_Your objective:_ Repeat the material exactly, every line of it.

_Information shown:_
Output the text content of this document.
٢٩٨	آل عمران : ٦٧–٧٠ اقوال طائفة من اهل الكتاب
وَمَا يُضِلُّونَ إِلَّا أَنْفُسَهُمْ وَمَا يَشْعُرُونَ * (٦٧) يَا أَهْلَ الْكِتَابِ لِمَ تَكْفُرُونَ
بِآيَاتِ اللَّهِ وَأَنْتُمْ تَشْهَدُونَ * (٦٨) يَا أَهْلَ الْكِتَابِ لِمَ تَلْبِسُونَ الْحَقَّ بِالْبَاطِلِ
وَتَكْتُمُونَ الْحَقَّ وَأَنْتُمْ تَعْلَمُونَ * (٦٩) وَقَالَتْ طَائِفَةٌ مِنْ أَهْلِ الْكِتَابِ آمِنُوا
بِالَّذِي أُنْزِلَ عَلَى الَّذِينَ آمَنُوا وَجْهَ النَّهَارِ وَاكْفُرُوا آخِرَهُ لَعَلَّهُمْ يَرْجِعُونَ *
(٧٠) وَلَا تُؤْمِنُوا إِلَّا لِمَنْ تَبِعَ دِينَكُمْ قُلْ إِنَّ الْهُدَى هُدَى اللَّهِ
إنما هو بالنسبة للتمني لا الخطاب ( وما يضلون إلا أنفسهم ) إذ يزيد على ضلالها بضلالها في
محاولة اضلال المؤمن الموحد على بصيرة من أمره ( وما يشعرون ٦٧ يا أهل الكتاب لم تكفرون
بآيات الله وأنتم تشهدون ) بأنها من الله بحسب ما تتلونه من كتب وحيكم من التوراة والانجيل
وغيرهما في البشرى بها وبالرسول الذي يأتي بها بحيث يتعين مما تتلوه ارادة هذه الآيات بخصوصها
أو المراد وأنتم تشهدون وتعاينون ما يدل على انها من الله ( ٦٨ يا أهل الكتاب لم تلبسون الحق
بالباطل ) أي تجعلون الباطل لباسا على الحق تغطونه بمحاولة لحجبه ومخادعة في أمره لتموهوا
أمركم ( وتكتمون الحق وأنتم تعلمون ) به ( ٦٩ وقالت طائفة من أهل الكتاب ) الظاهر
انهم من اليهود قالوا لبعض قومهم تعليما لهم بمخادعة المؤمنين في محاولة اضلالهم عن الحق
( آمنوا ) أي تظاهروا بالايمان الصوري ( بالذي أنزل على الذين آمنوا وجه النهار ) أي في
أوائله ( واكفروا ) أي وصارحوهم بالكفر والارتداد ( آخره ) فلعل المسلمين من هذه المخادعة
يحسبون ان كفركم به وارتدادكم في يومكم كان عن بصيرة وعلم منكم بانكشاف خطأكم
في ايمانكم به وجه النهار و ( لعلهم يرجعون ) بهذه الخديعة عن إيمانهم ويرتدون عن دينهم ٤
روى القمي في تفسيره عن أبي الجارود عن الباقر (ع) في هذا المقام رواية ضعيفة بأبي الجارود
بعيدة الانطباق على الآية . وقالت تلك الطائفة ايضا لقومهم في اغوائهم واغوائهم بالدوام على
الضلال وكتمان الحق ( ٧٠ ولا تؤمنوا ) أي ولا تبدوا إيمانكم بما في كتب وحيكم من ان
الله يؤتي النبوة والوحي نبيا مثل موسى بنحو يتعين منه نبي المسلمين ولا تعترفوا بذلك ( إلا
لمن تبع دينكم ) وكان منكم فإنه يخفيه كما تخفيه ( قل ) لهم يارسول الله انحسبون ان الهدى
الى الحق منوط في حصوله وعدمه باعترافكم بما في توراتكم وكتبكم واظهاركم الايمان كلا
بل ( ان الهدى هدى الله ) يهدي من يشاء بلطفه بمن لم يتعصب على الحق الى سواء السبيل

_Written answer:_
Output the text content of this document.
٢٩٨	آل عمران : ٦٧–٧٠ اقوال طائفة من اهل الكتاب
وَمَا يُضِلُّونَ إِلَّا أَنْفُسَهُمْ وَمَا يَشْعُرُونَ * (٦٧) يَا أَهْلَ الْكِتَابِ لِمَ تَكْفُرُونَ
بِآيَاتِ اللَّهِ وَأَنْتُمْ تَشْهَدُونَ * (٦٨) يَا أَهْلَ الْكِتَابِ لِمَ تَلْبِسُونَ الْحَقَّ بِالْبَاطِلِ
وَتَكْتُمُونَ الْحَقَّ وَأَنْتُمْ تَعْلَمُونَ * (٦٩) وَقَالَتْ طَائِفَةٌ مِنْ أَهْلِ الْكِتَابِ آمِنُوا
بِالَّذِي أُنْزِلَ عَلَى الَّذِينَ آمَنُوا وَجْهَ النَّهَارِ وَاكْفُرُوا آخِرَهُ لَعَلَّهُمْ يَرْجِعُونَ *
(٧٠) وَلَا تُؤْمِنُوا إِلَّا لِمَنْ تَبِعَ دِينَكُمْ قُلْ إِنَّ الْهُدَى هُدَى اللَّهِ
إنما هو بالنسبة للتمني لا الخطاب ( وما يضلون إلا أنفسهم ) إذ يزيد على ضلالها بضلالها في
محاولة اضلال المؤمن الموحد على بصيرة من أمره ( وما يشعرون ٦٧ يا أهل الكتاب لم تكفرون
بآيات الله وأنتم تشهدون ) بأنها من الله بحسب ما تتلونه من كتب وحيكم من التوراة والانجيل
وغيرهما في البشرى بها وبالرسول الذي يأتي بها بحيث يتعين مما تتلوه ارادة هذه الآيات بخصوصها
أو المراد وأنتم تشهدون وتعاينون ما يدل على انها من الله ( ٦٨ يا أهل الكتاب لم تلبسون الحق
بالباطل ) أي تجعلون الباطل لباسا على الحق تغطونه بمحاولة لحجبه ومخادعة في أمره لتموهوا
أمركم ( وتكتمون الحق وأنتم تعلمون ) به ( ٦٩ وقالت طائفة من أهل الكتاب ) الظاهر
انهم من اليهود قالوا لبعض قومهم تعليما لهم بمخادعة المؤمنين في محاولة اضلالهم عن الحق
( آمنوا ) أي تظاهروا بالايمان الصوري ( بالذي أنزل على الذين آمنوا وجه النهار ) أي في
أوائله ( واكفروا ) أي وصارحوهم بالكفر والارتداد ( آخره ) فلعل المسلمين من هذه المخادعة
يحسبون ان كفركم به وارتدادكم في يومكم كان عن بصيرة وعلم منكم بانكشاف خطأكم
في ايمانكم به وجه النهار و ( لعلهم يرجعون ) بهذه الخديعة عن إيمانهم ويرتدون عن دينهم ٤
روى القمي في تفسيره عن أبي الجارود عن الباقر (ع) في هذا المقام رواية ضعيفة بأبي الجارود
بعيدة الانطباق على الآية . وقالت تلك الطائفة ايضا لقومهم في اغوائهم واغوائهم بالدوام على
الضلال وكتمان الحق ( ٧٠ ولا تؤمنوا ) أي ولا تبدوا إيمانكم بما في كتب وحيكم من ان
الله يؤتي النبوة والوحي نبيا مثل موسى بنحو يتعين منه نبي المسلمين ولا تعترفوا بذلك ( إلا
لمن تبع دينكم ) وكان منكم فإنه يخفيه كما تخفيه ( قل ) لهم يارسول الله انحسبون ان الهدى
الى الحق منوط في حصوله وعدمه باعترافكم بما في توراتكم وكتبكم واظهاركم الايمان كلا
بل ( ان الهدى هدى الله ) يهدي من يشاء بلطفه بمن لم يتعصب على الحق الى سواء السبيل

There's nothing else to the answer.